(begin)

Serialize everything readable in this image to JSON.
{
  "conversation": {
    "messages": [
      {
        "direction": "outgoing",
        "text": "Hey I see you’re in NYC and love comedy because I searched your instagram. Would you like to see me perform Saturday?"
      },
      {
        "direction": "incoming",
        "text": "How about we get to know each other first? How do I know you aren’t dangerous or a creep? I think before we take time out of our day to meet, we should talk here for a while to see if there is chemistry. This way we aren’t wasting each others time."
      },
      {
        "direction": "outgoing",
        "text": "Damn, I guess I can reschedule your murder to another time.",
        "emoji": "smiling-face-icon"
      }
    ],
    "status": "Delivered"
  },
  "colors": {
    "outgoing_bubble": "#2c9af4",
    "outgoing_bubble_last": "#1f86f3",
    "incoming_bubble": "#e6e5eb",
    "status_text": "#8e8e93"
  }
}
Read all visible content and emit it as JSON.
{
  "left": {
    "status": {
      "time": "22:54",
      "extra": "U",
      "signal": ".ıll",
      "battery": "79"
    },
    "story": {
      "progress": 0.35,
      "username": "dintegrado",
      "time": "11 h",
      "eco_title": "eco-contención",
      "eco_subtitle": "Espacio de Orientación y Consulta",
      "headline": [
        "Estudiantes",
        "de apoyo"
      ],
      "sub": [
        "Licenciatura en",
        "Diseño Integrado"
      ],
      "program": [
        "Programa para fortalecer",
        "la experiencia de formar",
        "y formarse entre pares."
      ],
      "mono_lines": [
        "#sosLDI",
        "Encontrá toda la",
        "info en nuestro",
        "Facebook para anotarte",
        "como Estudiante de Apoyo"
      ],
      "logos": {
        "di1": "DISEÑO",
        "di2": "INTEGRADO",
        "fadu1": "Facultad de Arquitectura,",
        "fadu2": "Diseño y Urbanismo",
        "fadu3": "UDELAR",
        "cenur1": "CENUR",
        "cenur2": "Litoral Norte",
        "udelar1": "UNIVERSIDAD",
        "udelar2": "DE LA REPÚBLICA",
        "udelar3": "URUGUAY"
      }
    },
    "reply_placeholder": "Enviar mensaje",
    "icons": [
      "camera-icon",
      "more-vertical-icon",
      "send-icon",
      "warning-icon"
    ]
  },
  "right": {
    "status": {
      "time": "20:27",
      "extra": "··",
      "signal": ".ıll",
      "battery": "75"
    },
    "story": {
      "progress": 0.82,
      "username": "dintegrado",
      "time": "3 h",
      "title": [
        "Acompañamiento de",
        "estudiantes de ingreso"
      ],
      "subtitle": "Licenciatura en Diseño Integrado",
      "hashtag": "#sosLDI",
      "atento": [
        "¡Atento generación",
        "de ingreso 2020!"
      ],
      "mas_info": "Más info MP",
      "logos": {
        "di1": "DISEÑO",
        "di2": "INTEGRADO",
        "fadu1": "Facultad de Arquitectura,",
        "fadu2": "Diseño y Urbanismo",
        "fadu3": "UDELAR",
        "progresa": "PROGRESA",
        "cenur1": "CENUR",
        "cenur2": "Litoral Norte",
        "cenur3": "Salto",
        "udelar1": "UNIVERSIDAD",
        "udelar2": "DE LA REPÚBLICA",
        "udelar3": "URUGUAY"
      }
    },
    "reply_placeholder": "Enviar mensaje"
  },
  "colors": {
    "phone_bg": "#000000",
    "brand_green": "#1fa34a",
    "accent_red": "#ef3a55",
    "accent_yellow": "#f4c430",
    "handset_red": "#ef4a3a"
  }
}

(end)

Stated problem: The data above must be returned in full, exactly as written.

Exercise response:
Serialize everything readable in this image to JSON.
{
  "conversation": {
    "messages": [
      {
        "direction": "outgoing",
        "text": "Hey I see you’re in NYC and love comedy because I searched your instagram. Would you like to see me perform Saturday?"
      },
      {
        "direction": "incoming",
        "text": "How about we get to know each other first? How do I know you aren’t dangerous or a creep? I think before we take time out of our day to meet, we should talk here for a while to see if there is chemistry. This way we aren’t wasting each others time."
      },
      {
        "direction": "outgoing",
        "text": "Damn, I guess I can reschedule your murder to another time.",
        "emoji": "smiling-face-icon"
      }
    ],
    "status": "Delivered"
  },
  "colors": {
    "outgoing_bubble": "#2c9af4",
    "outgoing_bubble_last": "#1f86f3",
    "incoming_bubble": "#e6e5eb",
    "status_text": "#8e8e93"
  }
}
Read all visible content and emit it as JSON.
{
  "left": {
    "status": {
      "time": "22:54",
      "extra": "U",
      "signal": ".ıll",
      "battery": "79"
    },
    "story": {
      "progress": 0.35,
      "username": "dintegrado",
      "time": "11 h",
      "eco_title": "eco-contención",
      "eco_subtitle": "Espacio de Orientación y Consulta",
      "headline": [
        "Estudiantes",
        "de apoyo"
      ],
      "sub": [
        "Licenciatura en",
        "Diseño Integrado"
      ],
      "program": [
        "Programa para fortalecer",
        "la experiencia de formar",
        "y formarse entre pares."
      ],
      "mono_lines": [
        "#sosLDI",
        "Encontrá toda la",
        "info en nuestro",
        "Facebook para anotarte",
        "como Estudiante de Apoyo"
      ],
      "logos": {
        "di1": "DISEÑO",
        "di2": "INTEGRADO",
        "fadu1": "Facultad de Arquitectura,",
        "fadu2": "Diseño y Urbanismo",
        "fadu3": "UDELAR",
        "cenur1": "CENUR",
        "cenur2": "Litoral Norte",
        "udelar1": "UNIVERSIDAD",
        "udelar2": "DE LA REPÚBLICA",
        "udelar3": "URUGUAY"
      }
    },
    "reply_placeholder": "Enviar mensaje",
    "icons": [
      "camera-icon",
      "more-vertical-icon",
      "send-icon",
      "warning-icon"
    ]
  },
  "right": {
    "status": {
      "time": "20:27",
      "extra": "··",
      "signal": ".ıll",
      "battery": "75"
    },
    "story": {
      "progress": 0.82,
      "username": "dintegrado",
      "time": "3 h",
      "title": [
        "Acompañamiento de",
        "estudiantes de ingreso"
      ],
      "subtitle": "Licenciatura en Diseño Integrado",
      "hashtag": "#sosLDI",
      "atento": [
        "¡Atento generación",
        "de ingreso 2020!"
      ],
      "mas_info": "Más info MP",
      "logos": {
        "di1": "DISEÑO",
        "di2": "INTEGRADO",
        "fadu1": "Facultad de Arquitectura,",
        "fadu2": "Diseño y Urbanismo",
        "fadu3": "UDELAR",
        "progresa": "PROGRESA",
        "cenur1": "CENUR",
        "cenur2": "Litoral Norte",
        "cenur3": "Salto",
        "udelar1": "UNIVERSIDAD",
        "udelar2": "DE LA REPÚBLICA",
        "udelar3": "URUGUAY"
      }
    },
    "reply_placeholder": "Enviar mensaje"
  },
  "colors": {
    "phone_bg": "#000000",
    "brand_green": "#1fa34a",
    "accent_red": "#ef3a55",
    "accent_yellow": "#f4c430",
    "handset_red": "#ef4a3a"
  }
}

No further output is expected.